++++ DATASET RECORDS

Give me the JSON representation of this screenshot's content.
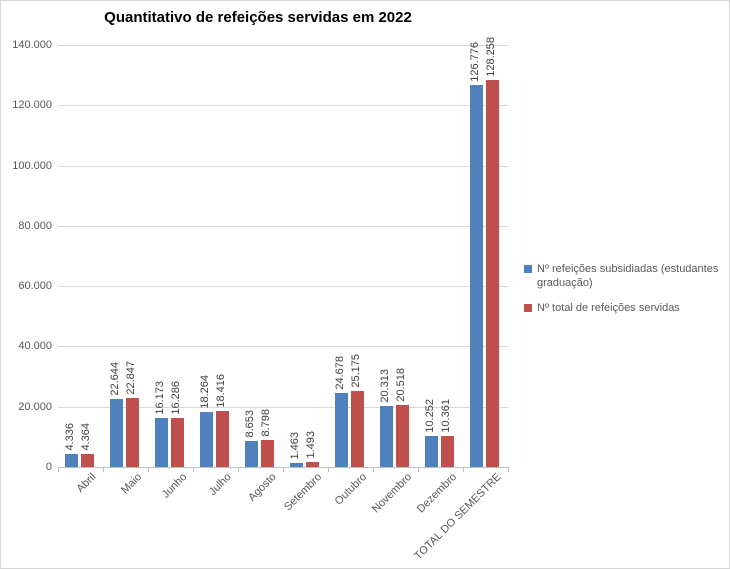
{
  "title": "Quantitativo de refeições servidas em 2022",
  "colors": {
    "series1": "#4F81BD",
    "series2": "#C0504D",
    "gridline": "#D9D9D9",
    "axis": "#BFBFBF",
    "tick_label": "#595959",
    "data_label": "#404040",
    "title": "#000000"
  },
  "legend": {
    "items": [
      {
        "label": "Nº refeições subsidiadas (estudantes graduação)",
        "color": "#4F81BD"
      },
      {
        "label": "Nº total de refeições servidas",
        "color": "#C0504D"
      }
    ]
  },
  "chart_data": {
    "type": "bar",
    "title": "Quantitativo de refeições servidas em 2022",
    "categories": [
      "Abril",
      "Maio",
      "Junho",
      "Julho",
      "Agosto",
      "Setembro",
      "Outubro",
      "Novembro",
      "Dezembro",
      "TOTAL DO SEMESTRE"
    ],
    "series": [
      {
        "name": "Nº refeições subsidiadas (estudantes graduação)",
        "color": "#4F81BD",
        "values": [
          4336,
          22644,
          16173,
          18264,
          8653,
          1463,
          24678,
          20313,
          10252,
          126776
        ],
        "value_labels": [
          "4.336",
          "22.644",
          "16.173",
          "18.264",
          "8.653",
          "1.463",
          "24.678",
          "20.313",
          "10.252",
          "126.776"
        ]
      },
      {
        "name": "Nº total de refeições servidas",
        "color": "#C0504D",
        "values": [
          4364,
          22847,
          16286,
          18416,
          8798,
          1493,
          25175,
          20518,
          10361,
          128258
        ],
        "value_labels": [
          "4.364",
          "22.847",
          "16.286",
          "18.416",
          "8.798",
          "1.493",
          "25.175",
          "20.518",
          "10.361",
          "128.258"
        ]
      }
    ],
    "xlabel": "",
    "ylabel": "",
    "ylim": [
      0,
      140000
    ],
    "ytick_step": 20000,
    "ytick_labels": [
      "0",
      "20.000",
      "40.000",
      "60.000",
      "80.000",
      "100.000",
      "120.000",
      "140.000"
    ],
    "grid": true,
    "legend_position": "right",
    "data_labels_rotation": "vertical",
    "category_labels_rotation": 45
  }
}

++++++++

WHAT YOU ARE ASKED TO DO:
Copy out each line that contains the word "Quantitativo".

TASK SOLUTION:
  "title": "Quantitativo de refeições servidas em 2022",
    "title": "Quantitativo de refeições servidas em 2022",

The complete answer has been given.